# [TASK GOAL]
Please retype the records below exactly, leaving out any pictures.

# Start of DATA TO USE

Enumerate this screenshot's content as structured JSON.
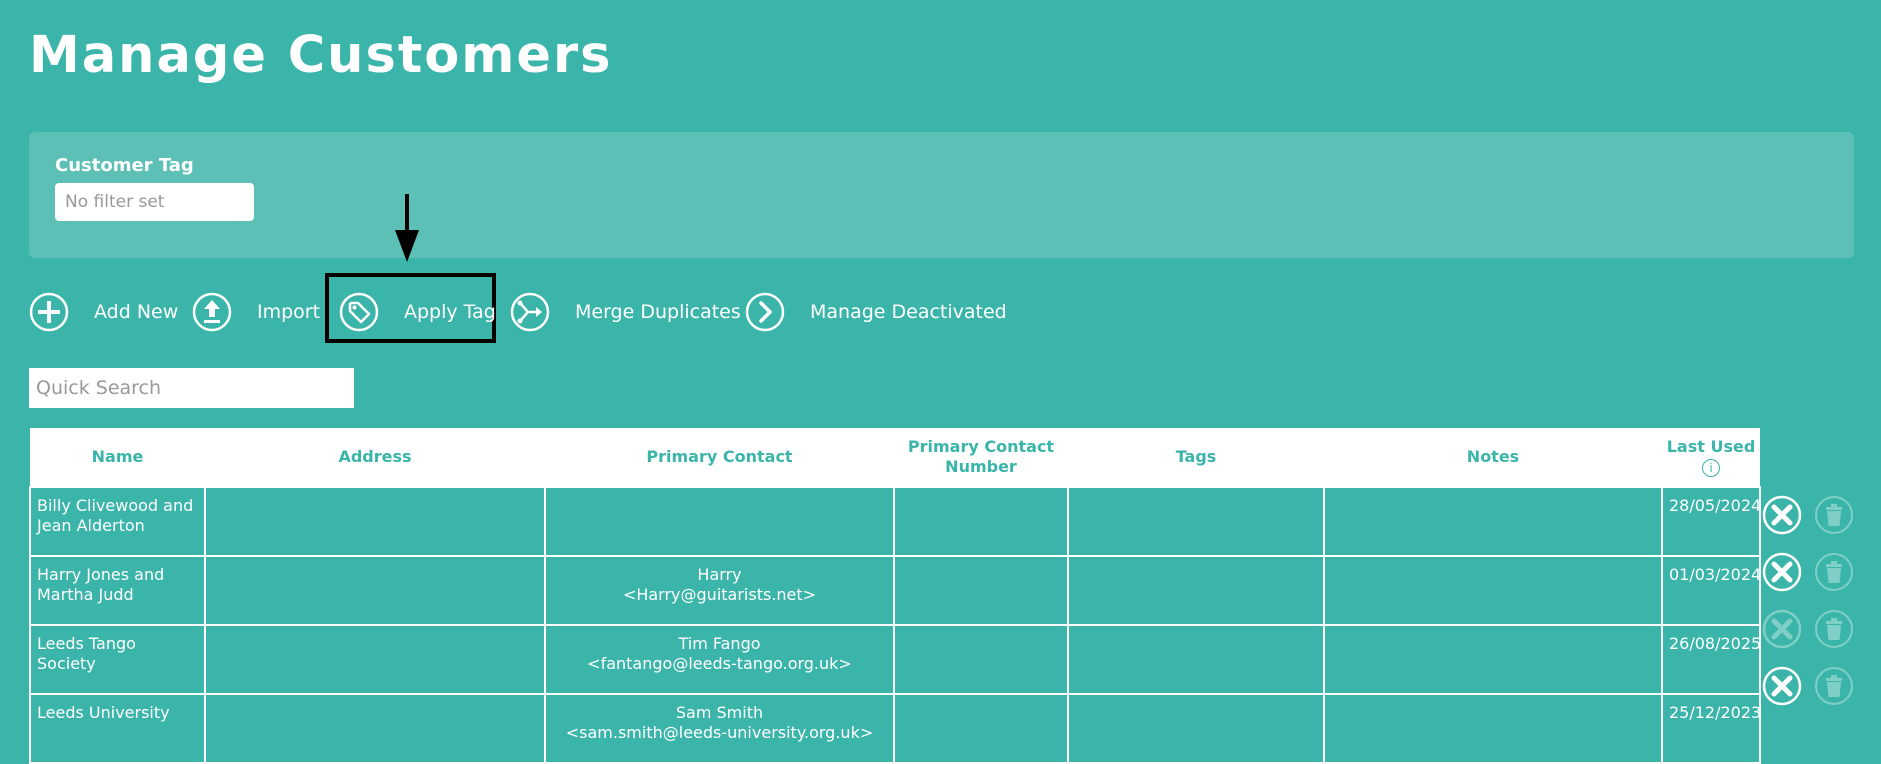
{
  "page": {
    "title": "Manage Customers"
  },
  "filter": {
    "label": "Customer Tag",
    "placeholder": "No filter set"
  },
  "toolbar": {
    "add_new": "Add New",
    "import": "Import",
    "apply_tag": "Apply Tag",
    "merge_duplicates": "Merge Duplicates",
    "manage_deactivated": "Manage Deactivated"
  },
  "search": {
    "placeholder": "Quick Search"
  },
  "table": {
    "headers": {
      "name": "Name",
      "address": "Address",
      "primary_contact": "Primary Contact",
      "primary_contact_number_1": "Primary Contact",
      "primary_contact_number_2": "Number",
      "tags": "Tags",
      "notes": "Notes",
      "last_used": "Last Used",
      "info": "i"
    },
    "rows": [
      {
        "name": "Billy Clivewood and Jean Alderton",
        "address": "",
        "contact_name": "",
        "contact_email": "",
        "number": "",
        "tags": "",
        "notes": "",
        "last_used": "28/05/2024",
        "deactivate_enabled": true
      },
      {
        "name": "Harry Jones and Martha Judd",
        "address": "",
        "contact_name": "Harry",
        "contact_email": "<Harry@guitarists.net>",
        "number": "",
        "tags": "",
        "notes": "",
        "last_used": "01/03/2024",
        "deactivate_enabled": true
      },
      {
        "name": "Leeds Tango Society",
        "address": "",
        "contact_name": "Tim Fango",
        "contact_email": "<fantango@leeds-tango.org.uk>",
        "number": "",
        "tags": "",
        "notes": "",
        "last_used": "26/08/2025",
        "deactivate_enabled": false
      },
      {
        "name": "Leeds University",
        "address": "",
        "contact_name": "Sam Smith",
        "contact_email": "<sam.smith@leeds-university.org.uk>",
        "number": "",
        "tags": "",
        "notes": "",
        "last_used": "25/12/2023",
        "deactivate_enabled": true
      }
    ]
  },
  "colors": {
    "background": "#3bb5aa",
    "panel": "#5cc0b6",
    "highlight": "#000000"
  }
}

# End of DATA TO USE

# [RESULT FOR THIS TASK]
Enumerate this screenshot's content as structured JSON.
{
  "page": {
    "title": "Manage Customers"
  },
  "filter": {
    "label": "Customer Tag",
    "placeholder": "No filter set"
  },
  "toolbar": {
    "add_new": "Add New",
    "import": "Import",
    "apply_tag": "Apply Tag",
    "merge_duplicates": "Merge Duplicates",
    "manage_deactivated": "Manage Deactivated"
  },
  "search": {
    "placeholder": "Quick Search"
  },
  "table": {
    "headers": {
      "name": "Name",
      "address": "Address",
      "primary_contact": "Primary Contact",
      "primary_contact_number_1": "Primary Contact",
      "primary_contact_number_2": "Number",
      "tags": "Tags",
      "notes": "Notes",
      "last_used": "Last Used",
      "info": "i"
    },
    "rows": [
      {
        "name": "Billy Clivewood and Jean Alderton",
        "address": "",
        "contact_name": "",
        "contact_email": "",
        "number": "",
        "tags": "",
        "notes": "",
        "last_used": "28/05/2024",
        "deactivate_enabled": true
      },
      {
        "name": "Harry Jones and Martha Judd",
        "address": "",
        "contact_name": "Harry",
        "contact_email": "<Harry@guitarists.net>",
        "number": "",
        "tags": "",
        "notes": "",
        "last_used": "01/03/2024",
        "deactivate_enabled": true
      },
      {
        "name": "Leeds Tango Society",
        "address": "",
        "contact_name": "Tim Fango",
        "contact_email": "<fantango@leeds-tango.org.uk>",
        "number": "",
        "tags": "",
        "notes": "",
        "last_used": "26/08/2025",
        "deactivate_enabled": false
      },
      {
        "name": "Leeds University",
        "address": "",
        "contact_name": "Sam Smith",
        "contact_email": "<sam.smith@leeds-university.org.uk>",
        "number": "",
        "tags": "",
        "notes": "",
        "last_used": "25/12/2023",
        "deactivate_enabled": true
      }
    ]
  },
  "colors": {
    "background": "#3bb5aa",
    "panel": "#5cc0b6",
    "highlight": "#000000"
  }
}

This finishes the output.